▶ **TASK PROMPT**:
In your copy, reproduce the entries exactly as they are, minus the images.
— Start —
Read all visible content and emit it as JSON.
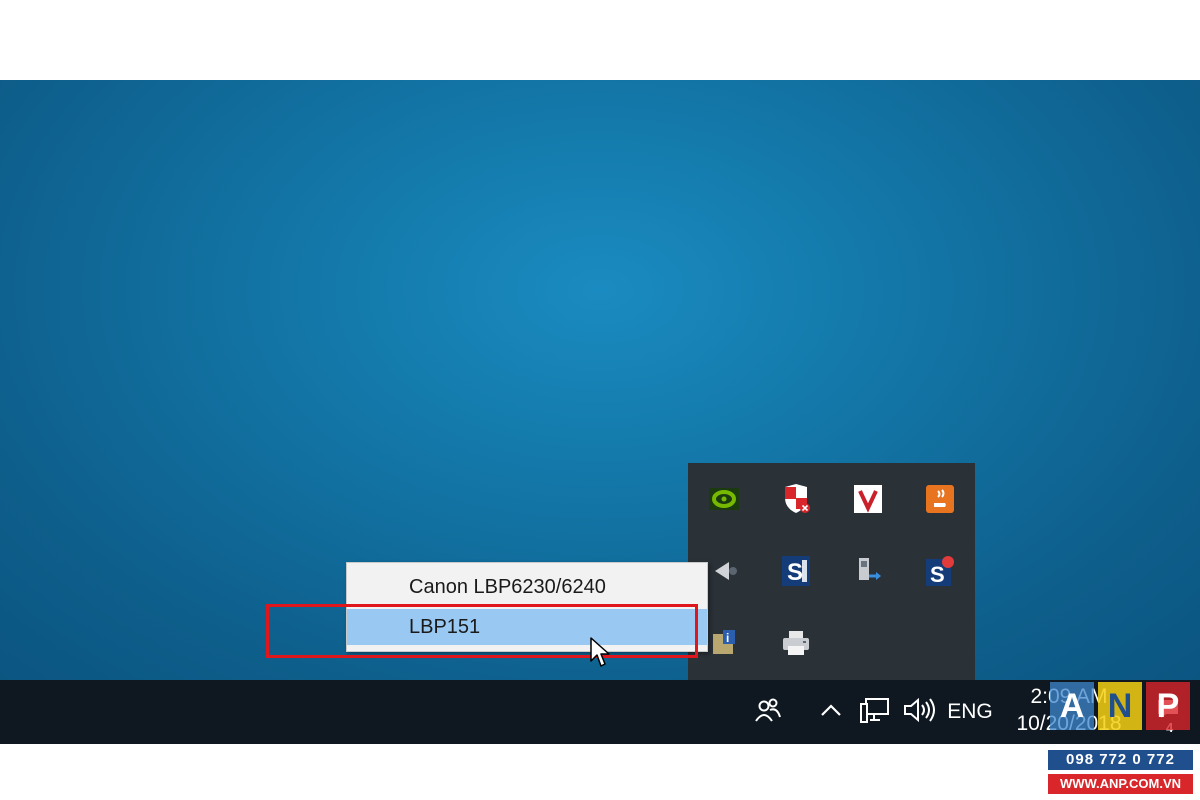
{
  "context_menu": {
    "items": [
      {
        "label": "Canon LBP6230/6240",
        "state": "normal"
      },
      {
        "label": "LBP151",
        "state": "hover"
      }
    ]
  },
  "tray_overflow": {
    "icons": [
      "nvidia-icon",
      "security-shield-icon",
      "v-app-icon",
      "java-icon",
      "media-icon",
      "s-app-icon",
      "usb-device-icon",
      "s-app-badge-icon",
      "info-device-icon",
      "printer-icon"
    ]
  },
  "taskbar": {
    "people_icon": "people-icon",
    "show_hidden_icon": "chevron-up-icon",
    "network_icon": "network-icon",
    "volume_icon": "volume-icon",
    "language": "ENG",
    "clock": {
      "time": "2:09 AM",
      "date": "10/20/2018"
    },
    "notification_count": "4"
  },
  "watermark": {
    "letters": [
      "A",
      "N",
      "P"
    ],
    "phone": "098 772 0 772",
    "website": "WWW.ANP.COM.VN"
  },
  "colors": {
    "desktop": "#1377a8",
    "taskbar": "#0f1820",
    "menu_hover": "#99c9f2",
    "highlight_box": "#e0161d"
  }
}
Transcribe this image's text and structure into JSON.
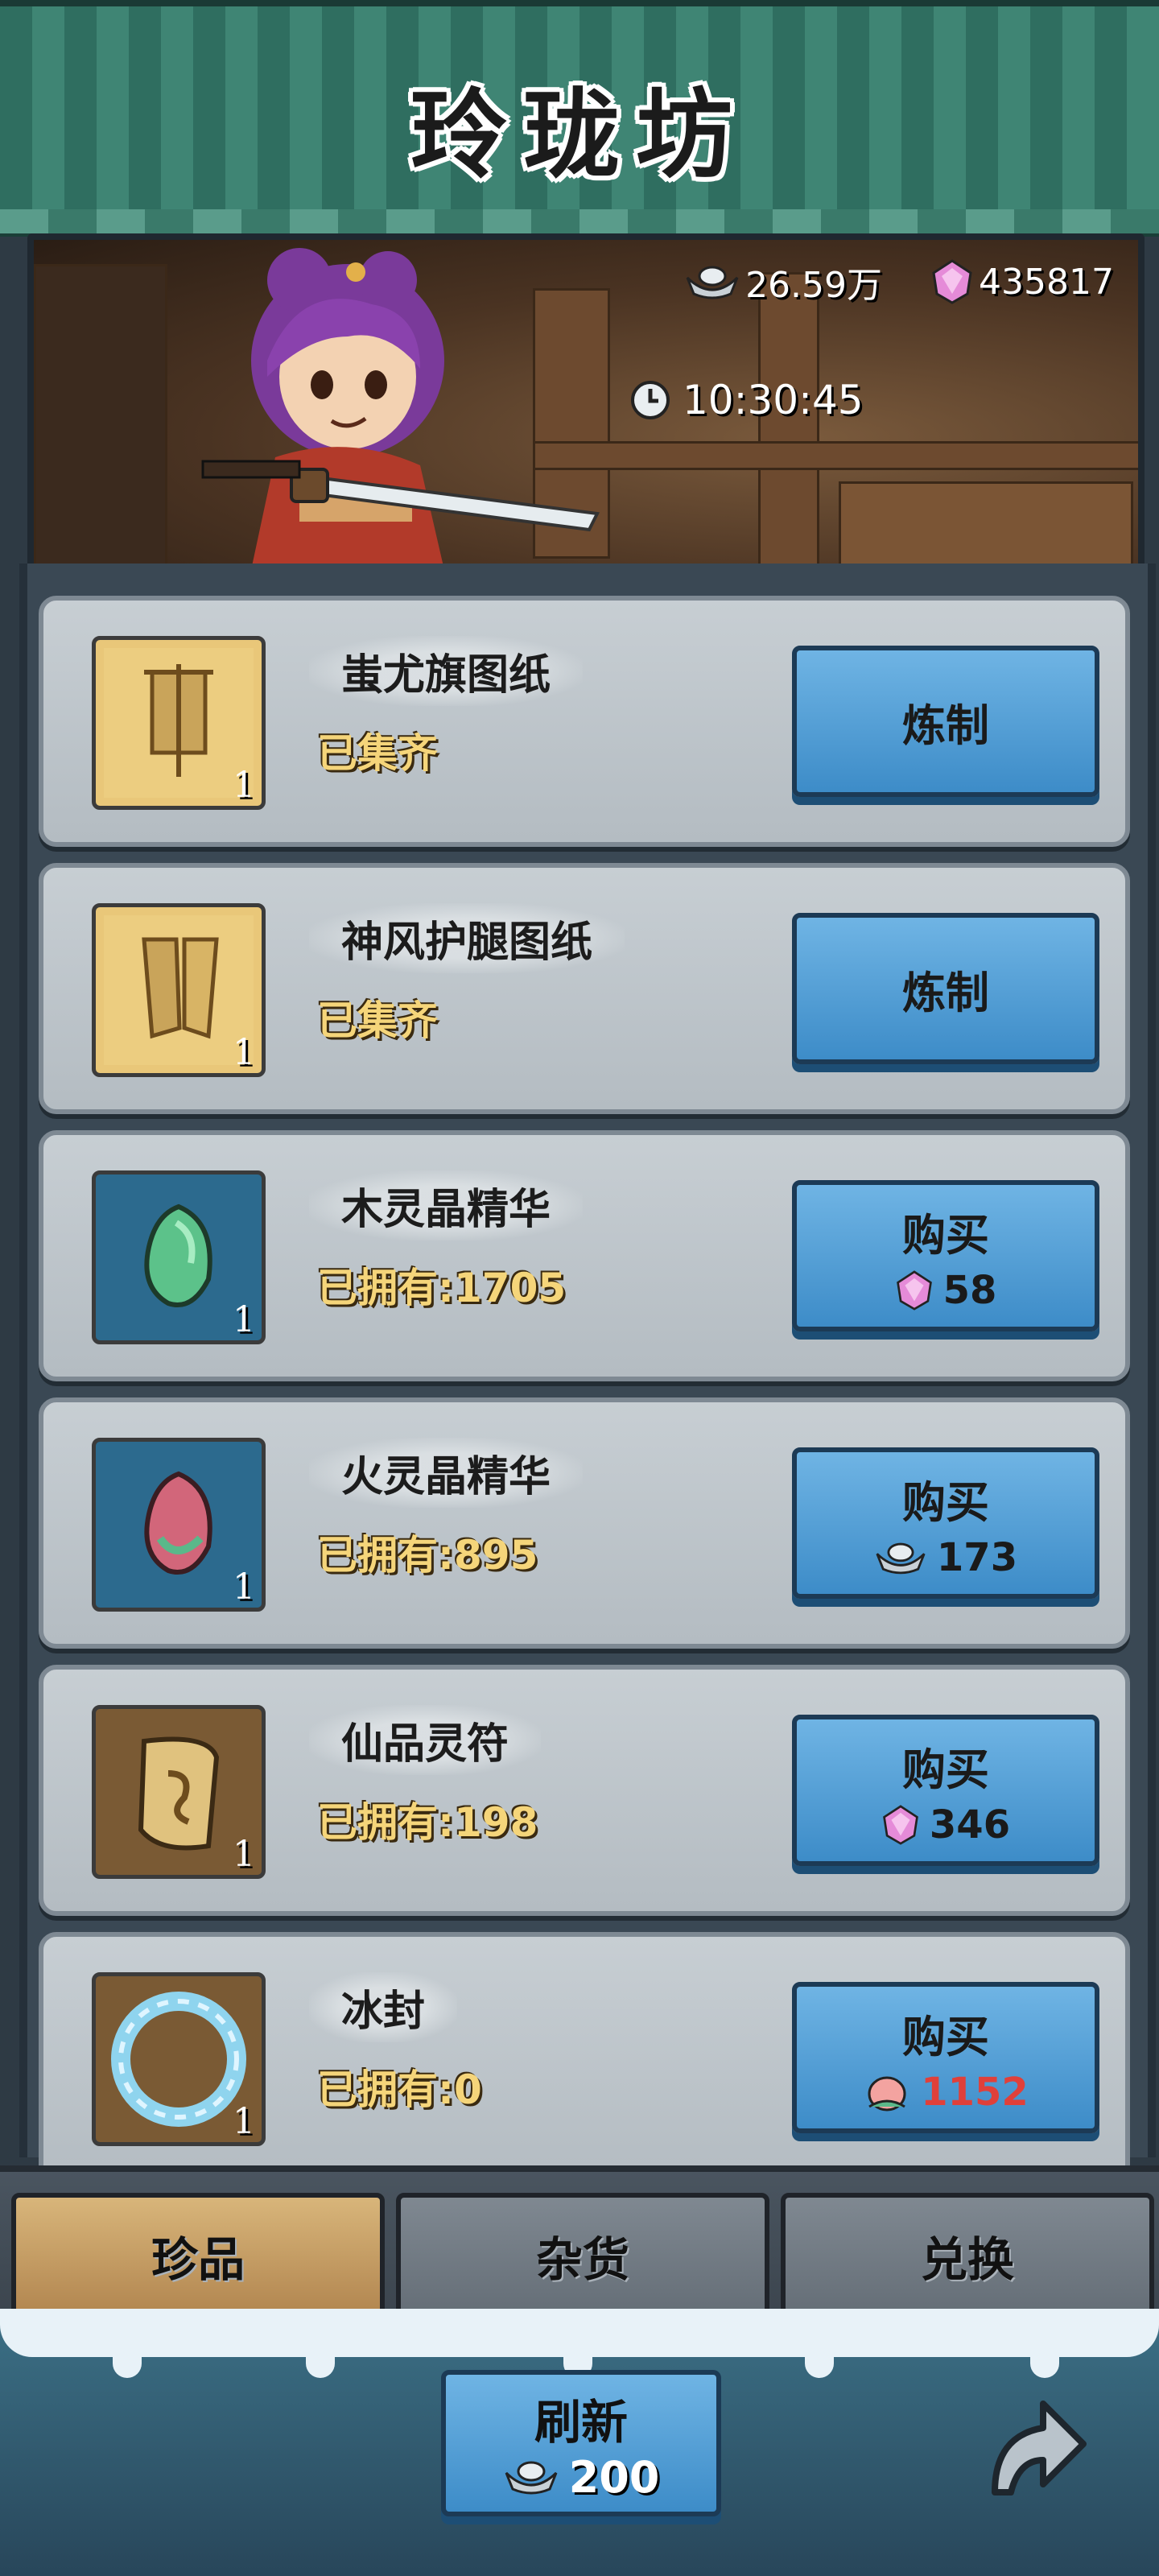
{
  "header": {
    "title": "玲珑坊"
  },
  "banner": {
    "silver": "26.59万",
    "gems": "435817",
    "timer": "10:30:45"
  },
  "items": [
    {
      "name": "蚩尤旗图纸",
      "status": "已集齐",
      "qty": "1",
      "icon": "banner-blueprint-icon",
      "button": {
        "label": "炼制",
        "price": "",
        "currency": ""
      }
    },
    {
      "name": "神风护腿图纸",
      "status": "已集齐",
      "qty": "1",
      "icon": "legguard-blueprint-icon",
      "button": {
        "label": "炼制",
        "price": "",
        "currency": ""
      }
    },
    {
      "name": "木灵晶精华",
      "status": "已拥有:1705",
      "qty": "1",
      "icon": "green-crystal-icon",
      "button": {
        "label": "购买",
        "price": "58",
        "currency": "gem"
      }
    },
    {
      "name": "火灵晶精华",
      "status": "已拥有:895",
      "qty": "1",
      "icon": "red-crystal-icon",
      "button": {
        "label": "购买",
        "price": "173",
        "currency": "silver"
      }
    },
    {
      "name": "仙品灵符",
      "status": "已拥有:198",
      "qty": "1",
      "icon": "talisman-scroll-icon",
      "button": {
        "label": "购买",
        "price": "346",
        "currency": "gem"
      }
    },
    {
      "name": "冰封",
      "status": "已拥有:0",
      "qty": "1",
      "icon": "ice-ring-icon",
      "button": {
        "label": "购买",
        "price": "1152",
        "currency": "peach",
        "price_color": "#e0403a"
      }
    }
  ],
  "tabs": [
    "珍品",
    "杂货",
    "兑换"
  ],
  "active_tab": 0,
  "refresh": {
    "label": "刷新",
    "price": "200"
  },
  "colors": {
    "accent_blue": "#4a9ad6",
    "gold_text": "#f5d57a",
    "peach_price": "#e0403a",
    "awning_green": "#3f8574"
  }
}
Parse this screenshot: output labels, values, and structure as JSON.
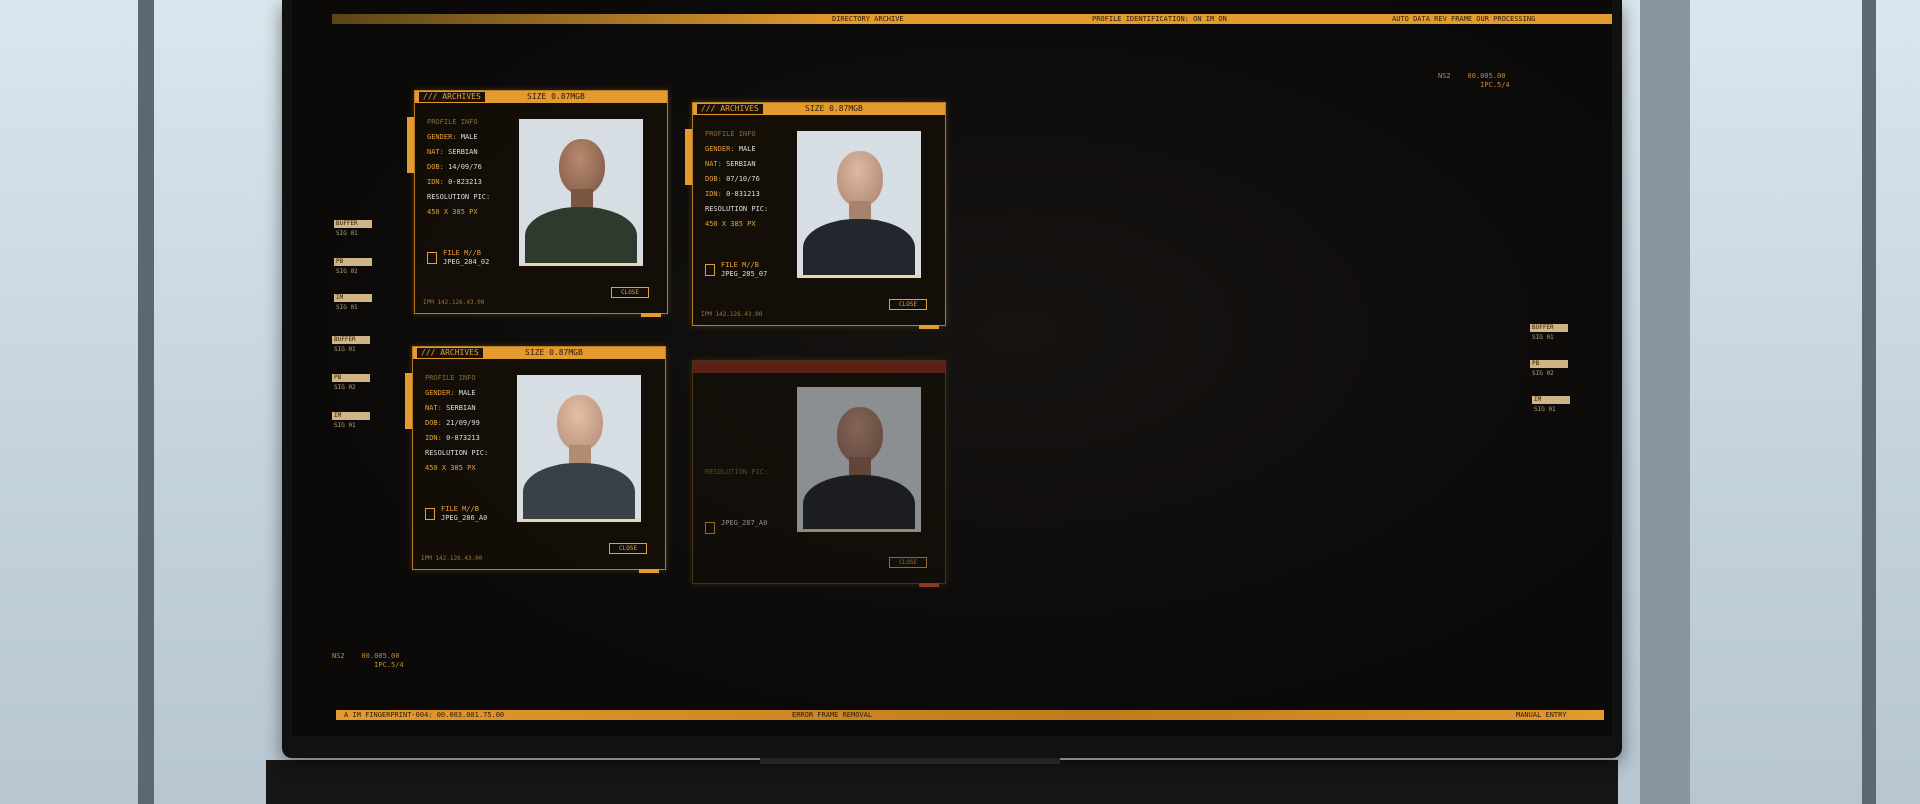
{
  "cards": [
    {
      "header": "/// ARCHIVES",
      "size": "SIZE 0.87MGB",
      "profile_info": "PROFILE INFO",
      "gender_label": "GENDER:",
      "gender": "MALE",
      "nat_label": "NAT:",
      "nat": "SERBIAN",
      "dob_label": "DOB:",
      "dob": "14/09/76",
      "idn_label": "IDN:",
      "idn": "0-823213",
      "res_label": "RESOLUTION PIC:",
      "res": "450 X 385 PX",
      "file_label": "FILE M//B",
      "file_name": "JPEG_284_02",
      "close": "CLOSE",
      "ipm": "IPM 142.126.43.00"
    },
    {
      "header": "/// ARCHIVES",
      "size": "SIZE 0.87MGB",
      "profile_info": "PROFILE INFO",
      "gender_label": "GENDER:",
      "gender": "MALE",
      "nat_label": "NAT:",
      "nat": "SERBIAN",
      "dob_label": "DOB:",
      "dob": "07/10/76",
      "idn_label": "IDN:",
      "idn": "0-831213",
      "res_label": "RESOLUTION PIC:",
      "res": "450 X 385 PX",
      "file_label": "FILE M//B",
      "file_name": "JPEG_285_07",
      "close": "CLOSE",
      "ipm": "IPM 142.126.43.00"
    },
    {
      "header": "/// ARCHIVES",
      "size": "SIZE 0.87MGB",
      "profile_info": "PROFILE INFO",
      "gender_label": "GENDER:",
      "gender": "MALE",
      "nat_label": "NAT:",
      "nat": "SERBIAN",
      "dob_label": "DOB:",
      "dob": "21/09/99",
      "idn_label": "IDN:",
      "idn": "0-873213",
      "res_label": "RESOLUTION PIC:",
      "res": "450 X 385 PX",
      "file_label": "FILE M//B",
      "file_name": "JPEG_286_A0",
      "close": "CLOSE",
      "ipm": "IPM 142.126.43.00"
    },
    {
      "res_label": "RESOLUTION PIC:",
      "file_name": "JPEG_287_A0",
      "close": "CLOSE"
    }
  ],
  "left_tags": [
    {
      "label": "BUFFER",
      "sub": "SIG 01"
    },
    {
      "label": "PB",
      "sub": "SIG 02"
    },
    {
      "label": "IM",
      "sub": "SIG 01"
    },
    {
      "label": "BUFFER",
      "sub": "SIG 01"
    },
    {
      "label": "PB",
      "sub": "SIG 02"
    },
    {
      "label": "IM",
      "sub": "SIG 01"
    }
  ],
  "right_tags": [
    {
      "label": "BUFFER",
      "sub": "SIG 01"
    },
    {
      "label": "PB",
      "sub": "SIG 02"
    },
    {
      "label": "IM",
      "sub": "SIG 01"
    }
  ],
  "top_bar": {
    "text_left": "DIRECTORY ARCHIVE",
    "text_mid": "PROFILE IDENTIFICATION: ON  IM ON",
    "text_right": "AUTO  DATA REV  FRAME  OUR PROCESSING"
  },
  "bottom_bar": {
    "text_left": "A IM FINGERPRINT-004: 00.003.001.75.00",
    "text_mid": "ERROR FRAME REMOVAL",
    "text_right": "MANUAL ENTRY"
  },
  "corner_tr": "NS2    00.005.00\n          IPC.5/4",
  "corner_bl": "NS2    00.005.00\n          IPC.5/4"
}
— End —
▶ **REPLY TO THE EXERCISE**:
Read all visible content and emit it as JSON.
{
  "context_menu": {
    "items": [
      {
        "label": "Canon LBP6230/6240",
        "state": "normal"
      },
      {
        "label": "LBP151",
        "state": "hover"
      }
    ]
  },
  "tray_overflow": {
    "icons": [
      "nvidia-icon",
      "security-shield-icon",
      "v-app-icon",
      "java-icon",
      "media-icon",
      "s-app-icon",
      "usb-device-icon",
      "s-app-badge-icon",
      "info-device-icon",
      "printer-icon"
    ]
  },
  "taskbar": {
    "people_icon": "people-icon",
    "show_hidden_icon": "chevron-up-icon",
    "network_icon": "network-icon",
    "volume_icon": "volume-icon",
    "language": "ENG",
    "clock": {
      "time": "2:09 AM",
      "date": "10/20/2018"
    },
    "notification_count": "4"
  },
  "watermark": {
    "letters": [
      "A",
      "N",
      "P"
    ],
    "phone": "098 772 0 772",
    "website": "WWW.ANP.COM.VN"
  },
  "colors": {
    "desktop": "#1377a8",
    "taskbar": "#0f1820",
    "menu_hover": "#99c9f2",
    "highlight_box": "#e0161d"
  }
}
Transcribe this image's text and structure into JSON.
{
  "header": {
    "title": "玲珑坊"
  },
  "banner": {
    "silver": "26.59万",
    "gems": "435817",
    "timer": "10:30:45"
  },
  "items": [
    {
      "name": "蚩尤旗图纸",
      "status": "已集齐",
      "qty": "1",
      "icon": "banner-blueprint-icon",
      "button": {
        "label": "炼制",
        "price": "",
        "currency": ""
      }
    },
    {
      "name": "神风护腿图纸",
      "status": "已集齐",
      "qty": "1",
      "icon": "legguard-blueprint-icon",
      "button": {
        "label": "炼制",
        "price": "",
        "currency": ""
      }
    },
    {
      "name": "木灵晶精华",
      "status": "已拥有:1705",
      "qty": "1",
      "icon": "green-crystal-icon",
      "button": {
        "label": "购买",
        "price": "58",
        "currency": "gem"
      }
    },
    {
      "name": "火灵晶精华",
      "status": "已拥有:895",
      "qty": "1",
      "icon": "red-crystal-icon",
      "button": {
        "label": "购买",
        "price": "173",
        "currency": "silver"
      }
    },
    {
      "name": "仙品灵符",
      "status": "已拥有:198",
      "qty": "1",
      "icon": "talisman-scroll-icon",
      "button": {
        "label": "购买",
        "price": "346",
        "currency": "gem"
      }
    },
    {
      "name": "冰封",
      "status": "已拥有:0",
      "qty": "1",
      "icon": "ice-ring-icon",
      "button": {
        "label": "购买",
        "price": "1152",
        "currency": "peach",
        "price_color": "#e0403a"
      }
    }
  ],
  "tabs": [
    "珍品",
    "杂货",
    "兑换"
  ],
  "active_tab": 0,
  "refresh": {
    "label": "刷新",
    "price": "200"
  },
  "colors": {
    "accent_blue": "#4a9ad6",
    "gold_text": "#f5d57a",
    "peach_price": "#e0403a",
    "awning_green": "#3f8574"
  }
}
Parse this screenshot: output labels, values, and structure as JSON.
{
  "cards": [
    {
      "header": "/// ARCHIVES",
      "size": "SIZE 0.87MGB",
      "profile_info": "PROFILE INFO",
      "gender_label": "GENDER:",
      "gender": "MALE",
      "nat_label": "NAT:",
      "nat": "SERBIAN",
      "dob_label": "DOB:",
      "dob": "14/09/76",
      "idn_label": "IDN:",
      "idn": "0-823213",
      "res_label": "RESOLUTION PIC:",
      "res": "450 X 385 PX",
      "file_label": "FILE M//B",
      "file_name": "JPEG_284_02",
      "close": "CLOSE",
      "ipm": "IPM 142.126.43.00"
    },
    {
      "header": "/// ARCHIVES",
      "size": "SIZE 0.87MGB",
      "profile_info": "PROFILE INFO",
      "gender_label": "GENDER:",
      "gender": "MALE",
      "nat_label": "NAT:",
      "nat": "SERBIAN",
      "dob_label": "DOB:",
      "dob": "07/10/76",
      "idn_label": "IDN:",
      "idn": "0-831213",
      "res_label": "RESOLUTION PIC:",
      "res": "450 X 385 PX",
      "file_label": "FILE M//B",
      "file_name": "JPEG_285_07",
      "close": "CLOSE",
      "ipm": "IPM 142.126.43.00"
    },
    {
      "header": "/// ARCHIVES",
      "size": "SIZE 0.87MGB",
      "profile_info": "PROFILE INFO",
      "gender_label": "GENDER:",
      "gender": "MALE",
      "nat_label": "NAT:",
      "nat": "SERBIAN",
      "dob_label": "DOB:",
      "dob": "21/09/99",
      "idn_label": "IDN:",
      "idn": "0-873213",
      "res_label": "RESOLUTION PIC:",
      "res": "450 X 385 PX",
      "file_label": "FILE M//B",
      "file_name": "JPEG_286_A0",
      "close": "CLOSE",
      "ipm": "IPM 142.126.43.00"
    },
    {
      "res_label": "RESOLUTION PIC:",
      "file_name": "JPEG_287_A0",
      "close": "CLOSE"
    }
  ],
  "left_tags": [
    {
      "label": "BUFFER",
      "sub": "SIG 01"
    },
    {
      "label": "PB",
      "sub": "SIG 02"
    },
    {
      "label": "IM",
      "sub": "SIG 01"
    },
    {
      "label": "BUFFER",
      "sub": "SIG 01"
    },
    {
      "label": "PB",
      "sub": "SIG 02"
    },
    {
      "label": "IM",
      "sub": "SIG 01"
    }
  ],
  "right_tags": [
    {
      "label": "BUFFER",
      "sub": "SIG 01"
    },
    {
      "label": "PB",
      "sub": "SIG 02"
    },
    {
      "label": "IM",
      "sub": "SIG 01"
    }
  ],
  "top_bar": {
    "text_left": "DIRECTORY ARCHIVE",
    "text_mid": "PROFILE IDENTIFICATION: ON  IM ON",
    "text_right": "AUTO  DATA REV  FRAME  OUR PROCESSING"
  },
  "bottom_bar": {
    "text_left": "A IM FINGERPRINT-004: 00.003.001.75.00",
    "text_mid": "ERROR FRAME REMOVAL",
    "text_right": "MANUAL ENTRY"
  },
  "corner_tr": "NS2    00.005.00\n          IPC.5/4",
  "corner_bl": "NS2    00.005.00\n          IPC.5/4"
}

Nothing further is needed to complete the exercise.